**WHAT THE TASK REQUIRES:** Pull out each line of the records holding the string "superiority".

Collected data entries
--------

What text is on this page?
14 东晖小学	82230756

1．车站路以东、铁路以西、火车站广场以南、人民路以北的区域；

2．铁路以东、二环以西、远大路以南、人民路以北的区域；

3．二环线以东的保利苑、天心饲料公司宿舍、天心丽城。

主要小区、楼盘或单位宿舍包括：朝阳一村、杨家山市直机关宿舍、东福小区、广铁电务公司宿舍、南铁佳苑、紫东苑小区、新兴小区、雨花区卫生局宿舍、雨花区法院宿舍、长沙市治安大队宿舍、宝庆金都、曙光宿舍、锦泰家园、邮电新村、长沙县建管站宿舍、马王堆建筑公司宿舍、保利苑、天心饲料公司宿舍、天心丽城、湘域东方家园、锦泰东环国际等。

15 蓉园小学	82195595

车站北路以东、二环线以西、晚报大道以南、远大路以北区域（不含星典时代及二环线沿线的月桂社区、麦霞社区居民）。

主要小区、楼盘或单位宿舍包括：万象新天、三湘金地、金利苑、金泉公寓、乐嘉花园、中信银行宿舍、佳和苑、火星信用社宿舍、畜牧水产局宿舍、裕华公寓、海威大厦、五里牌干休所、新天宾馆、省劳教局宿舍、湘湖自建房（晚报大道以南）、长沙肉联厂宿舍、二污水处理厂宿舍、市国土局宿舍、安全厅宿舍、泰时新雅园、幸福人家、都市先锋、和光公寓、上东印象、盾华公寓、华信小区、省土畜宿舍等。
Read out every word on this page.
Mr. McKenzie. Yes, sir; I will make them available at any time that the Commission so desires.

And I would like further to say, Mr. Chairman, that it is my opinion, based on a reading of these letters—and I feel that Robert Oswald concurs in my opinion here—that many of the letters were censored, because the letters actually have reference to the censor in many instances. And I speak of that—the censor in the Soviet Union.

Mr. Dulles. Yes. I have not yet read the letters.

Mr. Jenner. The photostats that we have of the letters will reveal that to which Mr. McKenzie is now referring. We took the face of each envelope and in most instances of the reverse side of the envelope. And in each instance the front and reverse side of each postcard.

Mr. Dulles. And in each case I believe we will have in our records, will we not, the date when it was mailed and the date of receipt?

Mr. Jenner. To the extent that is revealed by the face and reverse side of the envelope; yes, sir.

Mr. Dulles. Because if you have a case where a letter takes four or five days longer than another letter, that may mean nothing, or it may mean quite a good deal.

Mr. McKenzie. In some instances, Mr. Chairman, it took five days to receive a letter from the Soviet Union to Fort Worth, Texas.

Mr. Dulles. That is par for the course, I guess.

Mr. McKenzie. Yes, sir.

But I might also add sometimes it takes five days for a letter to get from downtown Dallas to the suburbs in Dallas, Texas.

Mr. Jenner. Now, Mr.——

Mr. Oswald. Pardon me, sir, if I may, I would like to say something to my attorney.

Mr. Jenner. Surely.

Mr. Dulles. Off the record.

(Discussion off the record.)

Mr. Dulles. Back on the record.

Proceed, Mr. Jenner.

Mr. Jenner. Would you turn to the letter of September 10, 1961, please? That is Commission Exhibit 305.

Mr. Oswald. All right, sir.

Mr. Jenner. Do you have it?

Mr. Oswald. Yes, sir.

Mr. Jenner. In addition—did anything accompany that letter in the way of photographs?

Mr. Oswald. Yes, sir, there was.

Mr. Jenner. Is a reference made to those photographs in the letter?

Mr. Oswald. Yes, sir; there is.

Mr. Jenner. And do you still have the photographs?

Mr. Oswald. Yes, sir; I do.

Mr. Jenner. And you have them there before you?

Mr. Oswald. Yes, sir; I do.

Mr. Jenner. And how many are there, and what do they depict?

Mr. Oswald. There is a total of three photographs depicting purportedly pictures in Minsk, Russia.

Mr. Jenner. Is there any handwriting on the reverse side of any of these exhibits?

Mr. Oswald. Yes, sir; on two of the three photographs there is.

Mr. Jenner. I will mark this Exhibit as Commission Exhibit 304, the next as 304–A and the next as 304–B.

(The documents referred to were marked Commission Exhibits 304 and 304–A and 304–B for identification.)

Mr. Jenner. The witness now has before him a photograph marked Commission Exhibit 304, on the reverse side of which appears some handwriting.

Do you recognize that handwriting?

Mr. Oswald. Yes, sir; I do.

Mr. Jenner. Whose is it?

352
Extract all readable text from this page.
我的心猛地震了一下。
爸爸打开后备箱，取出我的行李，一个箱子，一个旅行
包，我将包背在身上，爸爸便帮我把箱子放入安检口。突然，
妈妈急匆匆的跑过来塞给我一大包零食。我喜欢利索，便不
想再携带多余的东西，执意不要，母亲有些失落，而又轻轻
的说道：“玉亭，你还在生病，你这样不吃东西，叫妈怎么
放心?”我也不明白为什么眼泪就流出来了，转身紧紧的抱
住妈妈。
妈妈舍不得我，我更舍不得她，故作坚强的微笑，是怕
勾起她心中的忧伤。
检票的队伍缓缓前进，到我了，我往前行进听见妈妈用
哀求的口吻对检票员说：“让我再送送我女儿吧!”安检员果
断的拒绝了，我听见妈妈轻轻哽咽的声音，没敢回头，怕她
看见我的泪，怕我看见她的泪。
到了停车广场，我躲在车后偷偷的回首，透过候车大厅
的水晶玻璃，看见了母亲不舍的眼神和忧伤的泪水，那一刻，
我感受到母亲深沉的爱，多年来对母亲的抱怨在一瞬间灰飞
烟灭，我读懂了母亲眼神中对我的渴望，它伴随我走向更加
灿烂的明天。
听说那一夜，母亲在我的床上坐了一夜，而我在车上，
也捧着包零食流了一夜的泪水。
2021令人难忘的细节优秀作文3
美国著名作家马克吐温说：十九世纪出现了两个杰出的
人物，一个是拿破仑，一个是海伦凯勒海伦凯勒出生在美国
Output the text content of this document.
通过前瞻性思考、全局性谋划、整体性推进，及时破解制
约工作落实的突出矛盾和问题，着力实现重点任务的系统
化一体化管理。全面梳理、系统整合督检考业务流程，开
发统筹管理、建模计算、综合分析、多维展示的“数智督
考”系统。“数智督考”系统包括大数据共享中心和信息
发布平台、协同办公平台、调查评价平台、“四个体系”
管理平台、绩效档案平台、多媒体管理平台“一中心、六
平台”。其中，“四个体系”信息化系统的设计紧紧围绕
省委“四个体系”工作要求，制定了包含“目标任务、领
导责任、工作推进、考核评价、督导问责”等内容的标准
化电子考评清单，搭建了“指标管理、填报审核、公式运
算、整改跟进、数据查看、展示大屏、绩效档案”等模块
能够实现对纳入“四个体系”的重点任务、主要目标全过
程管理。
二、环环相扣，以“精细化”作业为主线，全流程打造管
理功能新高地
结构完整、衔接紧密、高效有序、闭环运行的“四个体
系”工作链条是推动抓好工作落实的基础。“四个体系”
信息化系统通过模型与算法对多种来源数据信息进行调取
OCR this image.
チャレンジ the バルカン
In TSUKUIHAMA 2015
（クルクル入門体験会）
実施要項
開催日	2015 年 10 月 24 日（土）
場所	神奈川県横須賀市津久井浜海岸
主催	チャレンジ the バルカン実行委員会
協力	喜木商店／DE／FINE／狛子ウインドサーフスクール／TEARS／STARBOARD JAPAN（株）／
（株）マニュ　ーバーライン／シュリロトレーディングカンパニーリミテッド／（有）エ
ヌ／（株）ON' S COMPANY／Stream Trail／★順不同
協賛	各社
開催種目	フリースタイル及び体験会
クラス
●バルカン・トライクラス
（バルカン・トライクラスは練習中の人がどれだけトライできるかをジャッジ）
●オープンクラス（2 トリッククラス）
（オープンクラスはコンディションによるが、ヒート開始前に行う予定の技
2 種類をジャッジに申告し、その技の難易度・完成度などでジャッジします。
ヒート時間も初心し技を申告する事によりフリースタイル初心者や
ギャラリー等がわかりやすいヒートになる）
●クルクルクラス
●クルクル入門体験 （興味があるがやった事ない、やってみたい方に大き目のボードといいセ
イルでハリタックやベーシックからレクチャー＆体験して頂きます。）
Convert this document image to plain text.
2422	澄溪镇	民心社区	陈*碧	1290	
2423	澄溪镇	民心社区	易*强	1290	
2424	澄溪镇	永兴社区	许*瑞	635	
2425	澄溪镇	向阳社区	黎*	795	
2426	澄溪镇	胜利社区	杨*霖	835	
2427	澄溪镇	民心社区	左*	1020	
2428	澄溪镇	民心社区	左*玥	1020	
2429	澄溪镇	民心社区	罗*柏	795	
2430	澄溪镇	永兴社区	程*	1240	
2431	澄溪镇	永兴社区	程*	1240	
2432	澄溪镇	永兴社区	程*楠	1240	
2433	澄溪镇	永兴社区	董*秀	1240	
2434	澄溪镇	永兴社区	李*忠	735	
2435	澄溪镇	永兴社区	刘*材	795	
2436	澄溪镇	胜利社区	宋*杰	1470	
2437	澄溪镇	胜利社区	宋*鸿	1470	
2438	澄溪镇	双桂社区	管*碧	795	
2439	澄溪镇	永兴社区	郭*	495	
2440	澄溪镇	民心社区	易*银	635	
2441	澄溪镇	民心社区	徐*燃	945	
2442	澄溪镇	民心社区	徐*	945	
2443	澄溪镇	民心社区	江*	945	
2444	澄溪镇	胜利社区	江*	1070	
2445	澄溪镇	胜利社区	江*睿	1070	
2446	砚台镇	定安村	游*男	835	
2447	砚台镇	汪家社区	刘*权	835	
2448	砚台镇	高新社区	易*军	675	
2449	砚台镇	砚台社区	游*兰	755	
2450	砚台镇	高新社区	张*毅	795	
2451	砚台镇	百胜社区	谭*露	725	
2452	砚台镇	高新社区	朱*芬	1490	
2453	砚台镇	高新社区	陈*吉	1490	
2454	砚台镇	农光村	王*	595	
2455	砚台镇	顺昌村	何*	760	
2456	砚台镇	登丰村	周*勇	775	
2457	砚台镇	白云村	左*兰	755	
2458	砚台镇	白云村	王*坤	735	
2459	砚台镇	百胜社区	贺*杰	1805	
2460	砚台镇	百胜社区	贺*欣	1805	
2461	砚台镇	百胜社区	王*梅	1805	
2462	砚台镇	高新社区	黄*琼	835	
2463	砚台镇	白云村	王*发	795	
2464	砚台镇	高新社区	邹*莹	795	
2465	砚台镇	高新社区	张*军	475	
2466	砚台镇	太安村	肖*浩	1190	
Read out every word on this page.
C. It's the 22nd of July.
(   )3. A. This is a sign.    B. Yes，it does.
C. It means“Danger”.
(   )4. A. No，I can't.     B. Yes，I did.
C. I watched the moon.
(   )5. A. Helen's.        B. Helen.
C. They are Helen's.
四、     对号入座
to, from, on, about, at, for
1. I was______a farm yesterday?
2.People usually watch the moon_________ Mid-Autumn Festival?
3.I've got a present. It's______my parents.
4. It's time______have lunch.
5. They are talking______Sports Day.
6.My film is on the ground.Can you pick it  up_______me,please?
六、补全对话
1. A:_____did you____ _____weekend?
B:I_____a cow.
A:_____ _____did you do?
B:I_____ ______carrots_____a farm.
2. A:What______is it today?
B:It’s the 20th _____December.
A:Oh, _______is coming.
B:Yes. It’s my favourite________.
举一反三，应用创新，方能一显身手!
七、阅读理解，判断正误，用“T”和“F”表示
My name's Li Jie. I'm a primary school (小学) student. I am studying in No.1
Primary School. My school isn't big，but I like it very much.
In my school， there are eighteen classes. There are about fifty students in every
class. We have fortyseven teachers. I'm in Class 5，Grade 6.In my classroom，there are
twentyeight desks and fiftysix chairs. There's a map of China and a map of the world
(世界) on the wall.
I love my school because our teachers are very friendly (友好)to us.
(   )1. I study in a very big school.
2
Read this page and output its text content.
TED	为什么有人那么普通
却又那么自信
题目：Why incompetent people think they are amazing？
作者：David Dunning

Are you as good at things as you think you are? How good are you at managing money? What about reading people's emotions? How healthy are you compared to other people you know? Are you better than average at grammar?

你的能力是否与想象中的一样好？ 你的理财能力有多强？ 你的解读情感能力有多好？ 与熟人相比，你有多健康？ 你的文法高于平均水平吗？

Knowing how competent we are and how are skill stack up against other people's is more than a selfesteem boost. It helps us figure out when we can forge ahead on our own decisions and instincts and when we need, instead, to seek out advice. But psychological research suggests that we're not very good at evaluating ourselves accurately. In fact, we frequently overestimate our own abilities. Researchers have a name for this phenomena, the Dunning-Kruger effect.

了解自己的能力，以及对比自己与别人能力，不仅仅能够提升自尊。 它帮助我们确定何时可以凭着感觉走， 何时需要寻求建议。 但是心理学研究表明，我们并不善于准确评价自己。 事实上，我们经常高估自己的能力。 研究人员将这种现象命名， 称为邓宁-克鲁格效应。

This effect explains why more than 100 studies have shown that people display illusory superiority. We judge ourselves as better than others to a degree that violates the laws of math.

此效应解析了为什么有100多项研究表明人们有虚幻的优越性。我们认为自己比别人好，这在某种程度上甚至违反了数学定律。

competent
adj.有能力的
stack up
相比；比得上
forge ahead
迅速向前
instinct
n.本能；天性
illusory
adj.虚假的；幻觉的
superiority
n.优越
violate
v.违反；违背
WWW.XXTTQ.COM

--------

**THE ANSWER:**
This effect explains why more than 100 studies have shown that people display illusory superiority. We judge ourselves as better than others to a degree that violates the laws of math.
superiority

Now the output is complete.